> **Your task**
Where does the string "structured" appear in the records? Copy every line that contains it.

> **Provided entries**

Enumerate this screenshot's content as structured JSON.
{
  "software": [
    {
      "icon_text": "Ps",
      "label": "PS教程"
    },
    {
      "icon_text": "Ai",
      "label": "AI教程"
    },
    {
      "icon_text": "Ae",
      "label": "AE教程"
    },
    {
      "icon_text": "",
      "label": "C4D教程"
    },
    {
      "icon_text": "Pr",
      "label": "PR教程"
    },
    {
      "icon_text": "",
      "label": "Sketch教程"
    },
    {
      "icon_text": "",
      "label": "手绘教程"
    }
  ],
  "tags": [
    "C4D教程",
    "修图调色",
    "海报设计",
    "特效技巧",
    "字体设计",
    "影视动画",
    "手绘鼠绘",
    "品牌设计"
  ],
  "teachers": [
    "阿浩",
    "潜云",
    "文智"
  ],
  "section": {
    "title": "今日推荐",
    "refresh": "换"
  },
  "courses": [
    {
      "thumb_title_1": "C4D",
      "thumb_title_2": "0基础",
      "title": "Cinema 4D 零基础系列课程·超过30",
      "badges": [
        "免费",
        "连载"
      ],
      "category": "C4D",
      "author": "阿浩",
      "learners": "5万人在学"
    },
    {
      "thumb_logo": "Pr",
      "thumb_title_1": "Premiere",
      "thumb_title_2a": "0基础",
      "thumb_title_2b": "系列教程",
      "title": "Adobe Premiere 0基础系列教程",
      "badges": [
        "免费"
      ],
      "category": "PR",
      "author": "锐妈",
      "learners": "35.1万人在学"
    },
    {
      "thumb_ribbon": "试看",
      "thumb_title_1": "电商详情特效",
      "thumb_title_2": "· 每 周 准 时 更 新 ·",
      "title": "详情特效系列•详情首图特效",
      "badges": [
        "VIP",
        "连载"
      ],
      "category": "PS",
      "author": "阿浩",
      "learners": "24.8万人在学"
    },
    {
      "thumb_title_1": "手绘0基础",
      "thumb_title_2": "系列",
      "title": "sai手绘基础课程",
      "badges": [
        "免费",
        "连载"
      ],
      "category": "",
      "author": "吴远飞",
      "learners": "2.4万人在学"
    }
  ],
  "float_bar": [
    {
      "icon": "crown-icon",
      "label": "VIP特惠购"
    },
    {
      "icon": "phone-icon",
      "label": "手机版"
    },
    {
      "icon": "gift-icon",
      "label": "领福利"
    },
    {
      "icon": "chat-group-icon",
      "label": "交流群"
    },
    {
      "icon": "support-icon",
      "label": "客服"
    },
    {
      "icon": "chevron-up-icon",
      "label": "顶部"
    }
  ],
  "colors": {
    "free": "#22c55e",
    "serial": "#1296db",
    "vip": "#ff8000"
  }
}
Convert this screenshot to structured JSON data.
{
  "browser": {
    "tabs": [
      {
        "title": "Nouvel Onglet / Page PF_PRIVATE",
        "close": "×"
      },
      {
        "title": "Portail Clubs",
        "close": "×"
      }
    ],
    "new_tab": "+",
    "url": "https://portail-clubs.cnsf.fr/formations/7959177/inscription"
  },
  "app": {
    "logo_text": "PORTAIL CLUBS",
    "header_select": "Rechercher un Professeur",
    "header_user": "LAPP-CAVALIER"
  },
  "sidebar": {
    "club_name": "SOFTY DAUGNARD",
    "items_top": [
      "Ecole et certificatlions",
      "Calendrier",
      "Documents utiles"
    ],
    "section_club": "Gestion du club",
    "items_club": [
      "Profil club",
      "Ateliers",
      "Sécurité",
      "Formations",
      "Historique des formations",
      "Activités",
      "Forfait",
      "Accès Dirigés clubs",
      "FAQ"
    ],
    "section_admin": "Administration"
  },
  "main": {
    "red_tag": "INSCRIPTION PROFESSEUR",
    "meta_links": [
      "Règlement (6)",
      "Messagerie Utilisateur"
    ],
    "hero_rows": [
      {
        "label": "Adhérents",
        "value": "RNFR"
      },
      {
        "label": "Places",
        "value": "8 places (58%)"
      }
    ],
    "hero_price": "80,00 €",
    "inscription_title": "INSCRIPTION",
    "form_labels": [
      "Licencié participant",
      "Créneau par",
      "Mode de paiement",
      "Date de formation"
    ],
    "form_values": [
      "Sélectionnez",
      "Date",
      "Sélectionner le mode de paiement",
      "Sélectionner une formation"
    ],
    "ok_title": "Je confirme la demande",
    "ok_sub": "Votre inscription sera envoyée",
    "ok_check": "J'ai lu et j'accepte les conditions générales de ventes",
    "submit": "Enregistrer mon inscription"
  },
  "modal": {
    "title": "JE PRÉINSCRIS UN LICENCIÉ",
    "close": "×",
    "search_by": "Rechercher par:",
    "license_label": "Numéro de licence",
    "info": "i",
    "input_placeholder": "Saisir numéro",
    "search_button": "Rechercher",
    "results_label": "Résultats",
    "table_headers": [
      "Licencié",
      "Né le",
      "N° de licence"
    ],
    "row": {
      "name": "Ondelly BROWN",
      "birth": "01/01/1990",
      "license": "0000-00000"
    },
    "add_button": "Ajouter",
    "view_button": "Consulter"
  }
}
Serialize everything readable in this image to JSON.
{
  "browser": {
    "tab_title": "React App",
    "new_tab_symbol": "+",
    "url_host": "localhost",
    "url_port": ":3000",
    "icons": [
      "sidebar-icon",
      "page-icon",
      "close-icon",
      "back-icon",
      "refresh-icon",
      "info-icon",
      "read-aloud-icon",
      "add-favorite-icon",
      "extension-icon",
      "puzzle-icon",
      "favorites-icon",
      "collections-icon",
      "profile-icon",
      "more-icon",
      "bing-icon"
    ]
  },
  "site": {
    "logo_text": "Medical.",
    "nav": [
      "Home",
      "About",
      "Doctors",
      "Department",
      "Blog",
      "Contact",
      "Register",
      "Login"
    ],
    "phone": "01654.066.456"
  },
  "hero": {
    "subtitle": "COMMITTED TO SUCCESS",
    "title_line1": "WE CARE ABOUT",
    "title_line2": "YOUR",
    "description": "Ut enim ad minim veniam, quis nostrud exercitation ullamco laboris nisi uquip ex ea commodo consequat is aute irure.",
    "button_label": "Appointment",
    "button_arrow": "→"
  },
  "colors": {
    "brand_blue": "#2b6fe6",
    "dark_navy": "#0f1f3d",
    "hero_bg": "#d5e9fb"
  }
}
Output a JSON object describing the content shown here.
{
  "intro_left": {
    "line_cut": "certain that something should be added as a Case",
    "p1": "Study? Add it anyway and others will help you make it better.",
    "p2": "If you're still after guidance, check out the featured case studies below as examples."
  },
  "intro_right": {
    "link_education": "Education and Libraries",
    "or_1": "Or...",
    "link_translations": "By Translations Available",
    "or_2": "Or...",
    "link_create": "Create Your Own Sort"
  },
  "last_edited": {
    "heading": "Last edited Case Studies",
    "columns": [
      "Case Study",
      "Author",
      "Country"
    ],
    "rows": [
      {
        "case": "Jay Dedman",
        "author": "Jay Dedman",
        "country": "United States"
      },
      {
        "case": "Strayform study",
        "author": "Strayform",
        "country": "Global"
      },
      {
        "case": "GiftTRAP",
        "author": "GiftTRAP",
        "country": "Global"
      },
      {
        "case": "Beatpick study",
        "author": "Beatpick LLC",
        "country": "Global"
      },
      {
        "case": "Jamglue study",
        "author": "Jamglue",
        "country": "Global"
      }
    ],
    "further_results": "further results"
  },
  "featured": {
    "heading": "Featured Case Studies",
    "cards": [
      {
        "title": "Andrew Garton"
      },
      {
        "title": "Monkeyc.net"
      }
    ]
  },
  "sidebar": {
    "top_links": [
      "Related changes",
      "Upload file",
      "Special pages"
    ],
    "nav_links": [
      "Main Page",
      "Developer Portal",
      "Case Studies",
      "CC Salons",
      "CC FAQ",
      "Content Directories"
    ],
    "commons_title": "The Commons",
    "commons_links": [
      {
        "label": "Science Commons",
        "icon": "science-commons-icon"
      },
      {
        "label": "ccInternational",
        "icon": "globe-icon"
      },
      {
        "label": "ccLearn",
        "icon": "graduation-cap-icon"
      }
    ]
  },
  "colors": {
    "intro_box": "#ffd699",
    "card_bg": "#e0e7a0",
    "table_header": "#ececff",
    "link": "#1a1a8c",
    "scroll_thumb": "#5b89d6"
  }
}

> **Correct result**
Enumerate this screenshot's content as structured JSON.
Convert this screenshot to structured JSON data.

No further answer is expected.